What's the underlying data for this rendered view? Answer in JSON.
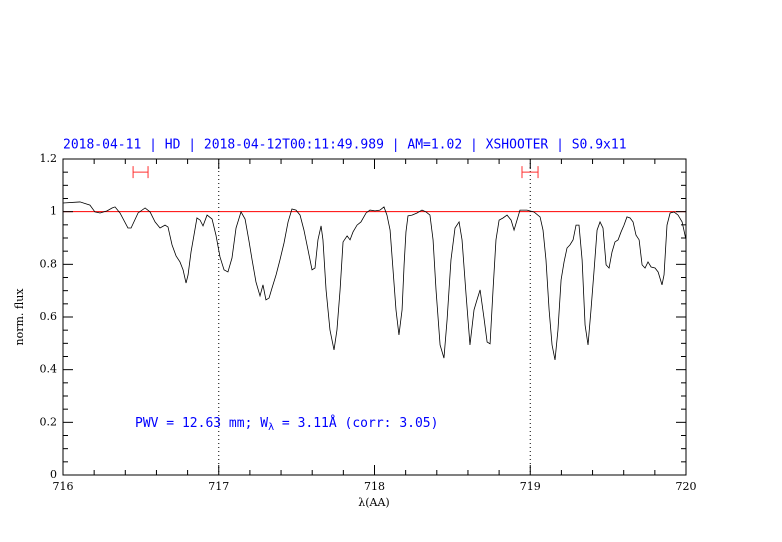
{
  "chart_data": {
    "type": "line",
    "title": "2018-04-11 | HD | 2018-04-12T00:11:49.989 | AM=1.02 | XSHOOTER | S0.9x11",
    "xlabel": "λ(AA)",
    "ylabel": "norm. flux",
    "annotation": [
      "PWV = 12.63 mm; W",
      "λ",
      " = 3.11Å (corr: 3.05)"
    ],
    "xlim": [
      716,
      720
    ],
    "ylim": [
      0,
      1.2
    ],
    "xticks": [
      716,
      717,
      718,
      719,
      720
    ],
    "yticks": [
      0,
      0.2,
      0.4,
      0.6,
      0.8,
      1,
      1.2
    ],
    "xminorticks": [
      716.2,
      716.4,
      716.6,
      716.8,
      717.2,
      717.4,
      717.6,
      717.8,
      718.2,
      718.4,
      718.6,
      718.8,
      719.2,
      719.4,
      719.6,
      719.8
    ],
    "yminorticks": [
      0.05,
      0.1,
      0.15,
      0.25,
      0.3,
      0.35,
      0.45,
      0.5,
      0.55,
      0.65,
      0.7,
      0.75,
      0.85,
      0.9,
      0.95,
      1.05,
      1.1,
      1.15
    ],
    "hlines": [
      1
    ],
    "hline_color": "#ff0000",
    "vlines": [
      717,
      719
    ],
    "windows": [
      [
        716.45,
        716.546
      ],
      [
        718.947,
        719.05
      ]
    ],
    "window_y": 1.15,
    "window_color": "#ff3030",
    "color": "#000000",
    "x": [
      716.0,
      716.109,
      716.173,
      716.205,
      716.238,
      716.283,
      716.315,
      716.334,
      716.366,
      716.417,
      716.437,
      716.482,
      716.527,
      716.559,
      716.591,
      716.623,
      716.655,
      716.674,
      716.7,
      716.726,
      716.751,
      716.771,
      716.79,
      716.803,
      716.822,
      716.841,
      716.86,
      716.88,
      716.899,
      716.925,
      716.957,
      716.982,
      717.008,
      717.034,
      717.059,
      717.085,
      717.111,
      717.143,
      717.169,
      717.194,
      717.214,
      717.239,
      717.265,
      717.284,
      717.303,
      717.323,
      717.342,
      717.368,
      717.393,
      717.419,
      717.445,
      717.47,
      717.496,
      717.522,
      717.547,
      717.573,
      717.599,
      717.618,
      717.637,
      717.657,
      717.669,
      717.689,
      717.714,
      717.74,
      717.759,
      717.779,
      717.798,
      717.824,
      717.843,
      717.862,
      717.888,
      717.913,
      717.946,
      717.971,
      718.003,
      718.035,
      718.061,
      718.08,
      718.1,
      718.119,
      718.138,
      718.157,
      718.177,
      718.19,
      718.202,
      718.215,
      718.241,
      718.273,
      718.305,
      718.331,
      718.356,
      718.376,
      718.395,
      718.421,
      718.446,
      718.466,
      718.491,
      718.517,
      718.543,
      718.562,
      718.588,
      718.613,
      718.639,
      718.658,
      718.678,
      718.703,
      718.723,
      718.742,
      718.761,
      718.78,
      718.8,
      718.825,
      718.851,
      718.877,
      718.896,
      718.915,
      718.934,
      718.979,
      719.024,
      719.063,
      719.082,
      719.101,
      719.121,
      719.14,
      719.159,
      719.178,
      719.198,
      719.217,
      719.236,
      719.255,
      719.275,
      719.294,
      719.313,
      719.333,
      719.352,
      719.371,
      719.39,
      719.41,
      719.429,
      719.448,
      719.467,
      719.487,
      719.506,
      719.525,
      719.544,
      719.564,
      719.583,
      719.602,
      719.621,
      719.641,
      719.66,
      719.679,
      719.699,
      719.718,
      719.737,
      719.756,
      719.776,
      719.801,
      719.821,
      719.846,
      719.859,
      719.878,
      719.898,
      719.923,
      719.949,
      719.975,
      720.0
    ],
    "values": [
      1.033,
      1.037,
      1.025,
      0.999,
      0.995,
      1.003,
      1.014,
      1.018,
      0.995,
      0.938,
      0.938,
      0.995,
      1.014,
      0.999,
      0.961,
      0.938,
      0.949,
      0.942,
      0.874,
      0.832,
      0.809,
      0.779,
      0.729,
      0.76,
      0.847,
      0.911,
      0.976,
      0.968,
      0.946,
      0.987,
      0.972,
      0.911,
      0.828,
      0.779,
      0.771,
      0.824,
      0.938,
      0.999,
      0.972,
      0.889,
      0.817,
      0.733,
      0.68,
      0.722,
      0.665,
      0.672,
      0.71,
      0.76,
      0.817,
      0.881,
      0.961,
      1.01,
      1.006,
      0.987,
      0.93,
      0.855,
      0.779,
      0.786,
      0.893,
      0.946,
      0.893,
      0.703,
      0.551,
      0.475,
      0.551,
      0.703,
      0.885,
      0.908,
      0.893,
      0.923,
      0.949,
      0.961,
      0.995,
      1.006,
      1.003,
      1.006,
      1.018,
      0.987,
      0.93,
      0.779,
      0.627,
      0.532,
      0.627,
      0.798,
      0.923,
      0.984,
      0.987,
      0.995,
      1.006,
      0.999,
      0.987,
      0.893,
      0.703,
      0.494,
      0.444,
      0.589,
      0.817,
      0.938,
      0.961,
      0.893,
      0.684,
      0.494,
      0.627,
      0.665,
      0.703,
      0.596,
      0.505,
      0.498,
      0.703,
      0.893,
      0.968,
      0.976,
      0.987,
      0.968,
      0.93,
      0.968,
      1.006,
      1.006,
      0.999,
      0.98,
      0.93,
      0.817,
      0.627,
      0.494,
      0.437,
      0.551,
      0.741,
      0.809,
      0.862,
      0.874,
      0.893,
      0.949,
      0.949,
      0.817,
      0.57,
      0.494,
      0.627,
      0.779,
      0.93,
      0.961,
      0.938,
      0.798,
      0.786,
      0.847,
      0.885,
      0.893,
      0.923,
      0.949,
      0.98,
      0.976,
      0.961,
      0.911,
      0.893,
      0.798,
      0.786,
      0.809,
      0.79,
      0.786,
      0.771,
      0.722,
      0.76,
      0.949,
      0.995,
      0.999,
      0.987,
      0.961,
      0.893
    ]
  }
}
^^^^^^^^
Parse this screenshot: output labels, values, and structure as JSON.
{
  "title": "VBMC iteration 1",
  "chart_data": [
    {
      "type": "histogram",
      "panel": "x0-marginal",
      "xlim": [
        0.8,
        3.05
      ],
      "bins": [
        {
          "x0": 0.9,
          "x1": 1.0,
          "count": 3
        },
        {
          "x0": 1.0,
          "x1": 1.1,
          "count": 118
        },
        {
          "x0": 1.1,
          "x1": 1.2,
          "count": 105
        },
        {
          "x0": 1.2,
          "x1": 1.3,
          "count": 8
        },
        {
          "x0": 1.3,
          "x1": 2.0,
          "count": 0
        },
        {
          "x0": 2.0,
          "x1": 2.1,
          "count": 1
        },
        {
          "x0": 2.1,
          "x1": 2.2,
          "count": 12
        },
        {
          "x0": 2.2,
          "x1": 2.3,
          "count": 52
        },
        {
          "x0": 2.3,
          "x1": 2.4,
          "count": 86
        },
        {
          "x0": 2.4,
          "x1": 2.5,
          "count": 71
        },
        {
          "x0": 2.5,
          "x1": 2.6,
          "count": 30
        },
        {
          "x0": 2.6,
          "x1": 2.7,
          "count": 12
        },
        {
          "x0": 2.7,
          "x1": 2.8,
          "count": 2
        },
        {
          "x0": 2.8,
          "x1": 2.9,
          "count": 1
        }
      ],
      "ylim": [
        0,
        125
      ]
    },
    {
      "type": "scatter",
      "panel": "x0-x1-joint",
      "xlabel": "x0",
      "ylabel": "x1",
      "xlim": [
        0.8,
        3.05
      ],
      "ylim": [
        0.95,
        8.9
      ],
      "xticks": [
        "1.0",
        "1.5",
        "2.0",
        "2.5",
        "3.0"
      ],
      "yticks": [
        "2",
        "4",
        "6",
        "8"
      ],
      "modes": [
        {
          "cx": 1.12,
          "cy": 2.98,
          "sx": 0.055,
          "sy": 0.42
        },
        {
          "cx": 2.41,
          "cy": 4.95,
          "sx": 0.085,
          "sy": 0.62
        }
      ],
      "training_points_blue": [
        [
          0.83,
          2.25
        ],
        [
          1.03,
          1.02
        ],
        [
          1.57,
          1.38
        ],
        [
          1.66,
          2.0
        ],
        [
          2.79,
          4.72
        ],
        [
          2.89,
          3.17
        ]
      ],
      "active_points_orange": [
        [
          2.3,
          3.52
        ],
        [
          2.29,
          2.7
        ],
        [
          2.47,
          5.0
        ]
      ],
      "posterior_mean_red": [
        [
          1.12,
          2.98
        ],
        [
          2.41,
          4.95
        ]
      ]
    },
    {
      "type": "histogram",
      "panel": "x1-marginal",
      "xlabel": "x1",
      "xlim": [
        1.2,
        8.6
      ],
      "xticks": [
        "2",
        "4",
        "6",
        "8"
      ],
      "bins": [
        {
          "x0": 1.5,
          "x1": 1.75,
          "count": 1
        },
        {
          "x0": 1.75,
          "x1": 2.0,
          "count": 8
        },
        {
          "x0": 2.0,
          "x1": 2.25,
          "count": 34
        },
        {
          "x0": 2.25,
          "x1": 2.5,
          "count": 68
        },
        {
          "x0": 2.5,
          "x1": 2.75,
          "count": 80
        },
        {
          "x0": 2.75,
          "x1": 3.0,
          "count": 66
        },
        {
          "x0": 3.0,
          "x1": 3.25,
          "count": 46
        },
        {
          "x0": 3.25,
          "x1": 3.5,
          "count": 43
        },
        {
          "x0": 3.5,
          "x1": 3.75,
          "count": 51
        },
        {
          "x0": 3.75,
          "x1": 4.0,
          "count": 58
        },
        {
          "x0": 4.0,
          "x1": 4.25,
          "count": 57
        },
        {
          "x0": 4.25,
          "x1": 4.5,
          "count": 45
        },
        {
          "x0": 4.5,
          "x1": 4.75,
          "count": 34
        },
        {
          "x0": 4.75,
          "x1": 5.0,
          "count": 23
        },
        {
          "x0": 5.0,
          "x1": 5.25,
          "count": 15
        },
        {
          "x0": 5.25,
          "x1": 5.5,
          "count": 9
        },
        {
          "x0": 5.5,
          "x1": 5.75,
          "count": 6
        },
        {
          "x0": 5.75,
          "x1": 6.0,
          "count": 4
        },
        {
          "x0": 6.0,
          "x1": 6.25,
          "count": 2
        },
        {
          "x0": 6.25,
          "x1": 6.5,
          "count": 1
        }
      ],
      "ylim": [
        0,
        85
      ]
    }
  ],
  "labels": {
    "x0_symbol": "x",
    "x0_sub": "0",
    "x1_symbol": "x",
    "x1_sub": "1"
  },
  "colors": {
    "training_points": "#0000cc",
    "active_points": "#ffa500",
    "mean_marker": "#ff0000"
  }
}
^^^^^^^^
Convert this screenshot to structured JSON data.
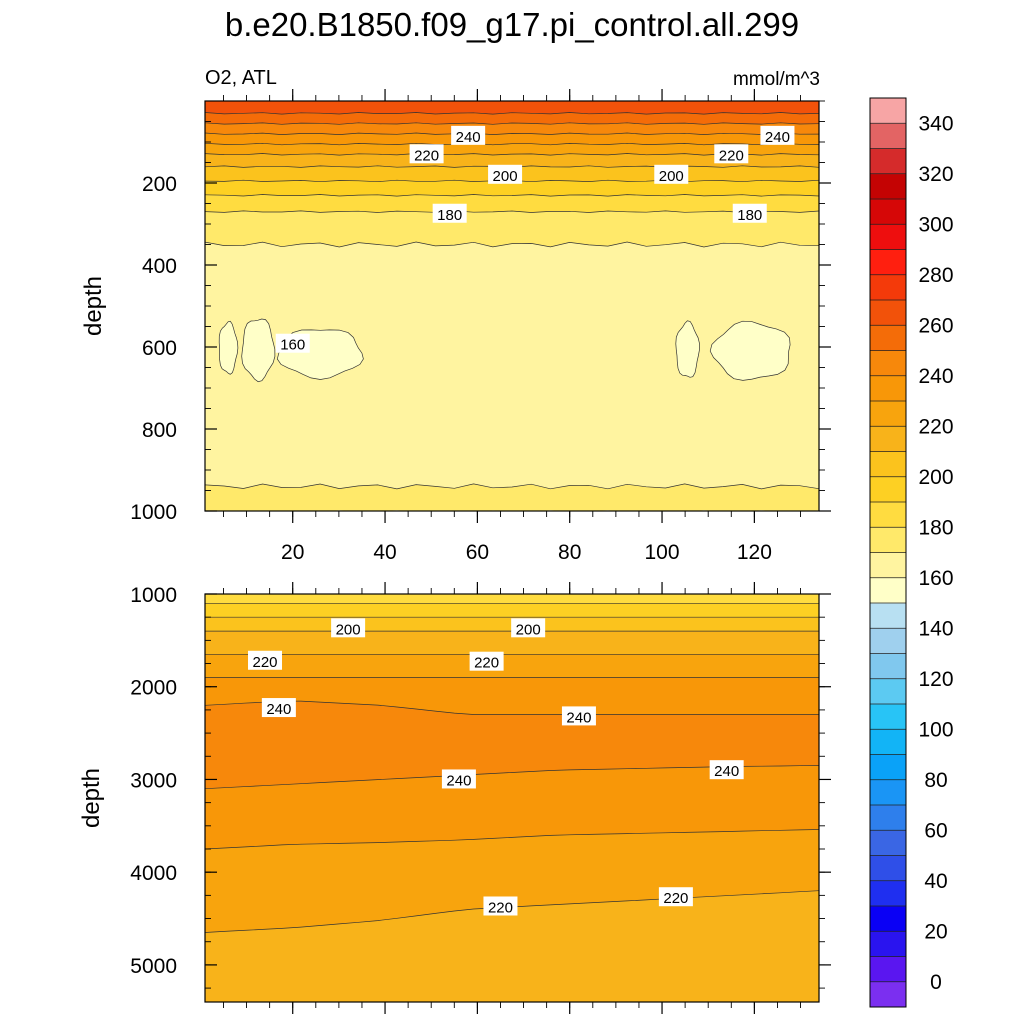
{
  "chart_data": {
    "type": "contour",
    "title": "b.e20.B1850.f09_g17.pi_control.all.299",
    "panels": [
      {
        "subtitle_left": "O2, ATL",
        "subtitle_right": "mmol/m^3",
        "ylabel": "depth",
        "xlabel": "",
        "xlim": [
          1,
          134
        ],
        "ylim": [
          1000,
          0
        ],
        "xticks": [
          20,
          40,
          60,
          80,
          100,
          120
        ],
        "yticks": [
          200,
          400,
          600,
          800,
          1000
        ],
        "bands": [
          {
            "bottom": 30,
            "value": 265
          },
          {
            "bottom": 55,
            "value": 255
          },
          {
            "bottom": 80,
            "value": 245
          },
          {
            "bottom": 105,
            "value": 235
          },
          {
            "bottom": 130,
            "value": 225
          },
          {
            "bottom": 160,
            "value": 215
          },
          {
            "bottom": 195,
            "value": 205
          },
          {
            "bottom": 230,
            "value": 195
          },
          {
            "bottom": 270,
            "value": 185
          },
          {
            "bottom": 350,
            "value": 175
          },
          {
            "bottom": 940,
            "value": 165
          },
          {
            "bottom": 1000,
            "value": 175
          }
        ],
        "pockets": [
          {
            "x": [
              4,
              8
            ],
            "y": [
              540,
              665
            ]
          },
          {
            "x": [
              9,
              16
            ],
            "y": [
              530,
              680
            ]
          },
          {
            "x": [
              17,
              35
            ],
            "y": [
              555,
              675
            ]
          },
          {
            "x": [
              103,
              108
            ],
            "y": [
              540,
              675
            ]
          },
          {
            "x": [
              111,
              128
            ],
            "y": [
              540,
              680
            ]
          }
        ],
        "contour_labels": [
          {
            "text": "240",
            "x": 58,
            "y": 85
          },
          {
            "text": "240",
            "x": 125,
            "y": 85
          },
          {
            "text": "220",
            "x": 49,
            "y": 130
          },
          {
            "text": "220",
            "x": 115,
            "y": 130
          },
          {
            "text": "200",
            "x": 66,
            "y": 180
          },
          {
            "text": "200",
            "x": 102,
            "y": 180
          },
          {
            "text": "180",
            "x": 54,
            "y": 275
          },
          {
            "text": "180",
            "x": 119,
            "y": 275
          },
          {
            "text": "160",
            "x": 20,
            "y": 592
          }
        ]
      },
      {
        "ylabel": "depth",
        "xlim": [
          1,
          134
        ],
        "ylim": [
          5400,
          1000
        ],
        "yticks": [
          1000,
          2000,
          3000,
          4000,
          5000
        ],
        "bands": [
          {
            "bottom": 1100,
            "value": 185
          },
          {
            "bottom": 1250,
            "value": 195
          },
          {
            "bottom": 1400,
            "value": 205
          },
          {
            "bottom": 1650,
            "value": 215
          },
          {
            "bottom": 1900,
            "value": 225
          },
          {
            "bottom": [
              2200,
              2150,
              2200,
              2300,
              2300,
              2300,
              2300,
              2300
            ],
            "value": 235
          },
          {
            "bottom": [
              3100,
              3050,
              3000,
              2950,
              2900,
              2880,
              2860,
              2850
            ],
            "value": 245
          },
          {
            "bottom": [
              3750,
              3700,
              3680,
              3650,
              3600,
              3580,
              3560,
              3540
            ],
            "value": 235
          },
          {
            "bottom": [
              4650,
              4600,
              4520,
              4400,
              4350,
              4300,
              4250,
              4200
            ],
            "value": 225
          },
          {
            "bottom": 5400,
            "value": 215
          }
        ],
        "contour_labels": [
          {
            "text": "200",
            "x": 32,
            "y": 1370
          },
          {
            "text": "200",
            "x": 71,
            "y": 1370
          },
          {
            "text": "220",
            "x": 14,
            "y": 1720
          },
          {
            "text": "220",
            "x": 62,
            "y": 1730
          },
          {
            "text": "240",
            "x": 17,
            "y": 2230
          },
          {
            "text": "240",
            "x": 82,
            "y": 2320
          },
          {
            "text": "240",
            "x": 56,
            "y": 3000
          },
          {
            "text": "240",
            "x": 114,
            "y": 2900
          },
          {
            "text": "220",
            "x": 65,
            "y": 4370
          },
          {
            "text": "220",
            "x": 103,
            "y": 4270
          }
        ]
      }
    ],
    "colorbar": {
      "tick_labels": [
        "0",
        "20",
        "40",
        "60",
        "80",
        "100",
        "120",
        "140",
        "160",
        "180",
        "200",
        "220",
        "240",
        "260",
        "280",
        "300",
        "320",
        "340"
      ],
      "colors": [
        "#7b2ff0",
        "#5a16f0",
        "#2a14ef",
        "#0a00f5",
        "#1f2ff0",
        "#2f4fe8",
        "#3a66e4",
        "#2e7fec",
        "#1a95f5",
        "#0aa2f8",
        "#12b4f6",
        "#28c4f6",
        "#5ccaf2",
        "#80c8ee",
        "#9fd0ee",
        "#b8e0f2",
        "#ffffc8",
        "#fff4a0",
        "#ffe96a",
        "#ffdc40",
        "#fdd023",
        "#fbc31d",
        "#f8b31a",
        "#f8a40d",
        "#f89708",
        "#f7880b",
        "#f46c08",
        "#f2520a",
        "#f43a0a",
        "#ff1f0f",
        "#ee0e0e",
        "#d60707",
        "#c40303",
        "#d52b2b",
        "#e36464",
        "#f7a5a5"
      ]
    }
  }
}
^^^^^^^^
From the data above, copy each line that has the string "this".

What's the underlying data for this rendered view? Answer in JSON.
Parse this screenshot: output labels, values, and structure as JSON.
Convert this screenshot to structured JSON data.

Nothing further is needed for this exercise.